Figure record extracts:
::::
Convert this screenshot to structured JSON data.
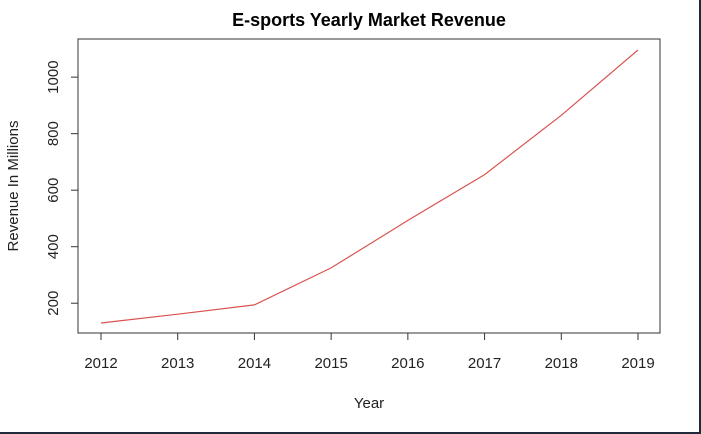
{
  "chart_data": {
    "type": "line",
    "title": "E-sports Yearly Market Revenue",
    "xlabel": "Year",
    "ylabel": "Revenue In Millions",
    "x": [
      2012,
      2013,
      2014,
      2015,
      2016,
      2017,
      2018,
      2019
    ],
    "xticks": [
      "2012",
      "2013",
      "2014",
      "2015",
      "2016",
      "2017",
      "2018",
      "2019"
    ],
    "yticks": [
      "200",
      "400",
      "600",
      "800",
      "1000"
    ],
    "ytick_values": [
      200,
      400,
      600,
      800,
      1000
    ],
    "series": [
      {
        "values": [
          130,
          161,
          194,
          325,
          493,
          655,
          865,
          1096
        ],
        "color": "#d9534f"
      }
    ],
    "xlim": [
      2012,
      2019
    ],
    "ylim": [
      130,
      1096
    ],
    "grid": false,
    "legend": "none"
  }
}
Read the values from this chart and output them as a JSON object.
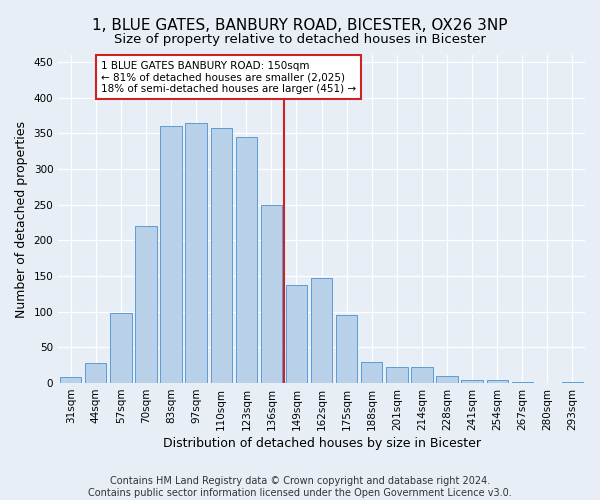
{
  "title": "1, BLUE GATES, BANBURY ROAD, BICESTER, OX26 3NP",
  "subtitle": "Size of property relative to detached houses in Bicester",
  "xlabel": "Distribution of detached houses by size in Bicester",
  "ylabel": "Number of detached properties",
  "categories": [
    "31sqm",
    "44sqm",
    "57sqm",
    "70sqm",
    "83sqm",
    "97sqm",
    "110sqm",
    "123sqm",
    "136sqm",
    "149sqm",
    "162sqm",
    "175sqm",
    "188sqm",
    "201sqm",
    "214sqm",
    "228sqm",
    "241sqm",
    "254sqm",
    "267sqm",
    "280sqm",
    "293sqm"
  ],
  "values": [
    8,
    28,
    98,
    220,
    360,
    365,
    358,
    345,
    250,
    138,
    148,
    96,
    30,
    22,
    22,
    10,
    4,
    4,
    1,
    0,
    2
  ],
  "bar_color": "#b8d0e8",
  "bar_edge_color": "#5b9bd5",
  "annotation_text": "1 BLUE GATES BANBURY ROAD: 150sqm\n← 81% of detached houses are smaller (2,025)\n18% of semi-detached houses are larger (451) →",
  "annotation_box_color": "#ffffff",
  "annotation_box_edge_color": "#cc2222",
  "ref_line_color": "#cc2222",
  "ylim": [
    0,
    460
  ],
  "yticks": [
    0,
    50,
    100,
    150,
    200,
    250,
    300,
    350,
    400,
    450
  ],
  "footer_line1": "Contains HM Land Registry data © Crown copyright and database right 2024.",
  "footer_line2": "Contains public sector information licensed under the Open Government Licence v3.0.",
  "background_color": "#e8eef6",
  "grid_color": "#ffffff",
  "title_fontsize": 11,
  "subtitle_fontsize": 9.5,
  "axis_label_fontsize": 9,
  "tick_fontsize": 7.5,
  "annotation_fontsize": 7.5,
  "footer_fontsize": 7
}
::::
Task directions.
Each line that has the word "houses" should be copied.

Solution below.
  "subtitle": "Size of property relative to detached houses in Bicester",
  "xlabel": "Distribution of detached houses by size in Bicester",
  "annotation_text": "1 BLUE GATES BANBURY ROAD: 150sqm\n← 81% of detached houses are smaller (2,025)\n18% of semi-detached houses are larger (451) →",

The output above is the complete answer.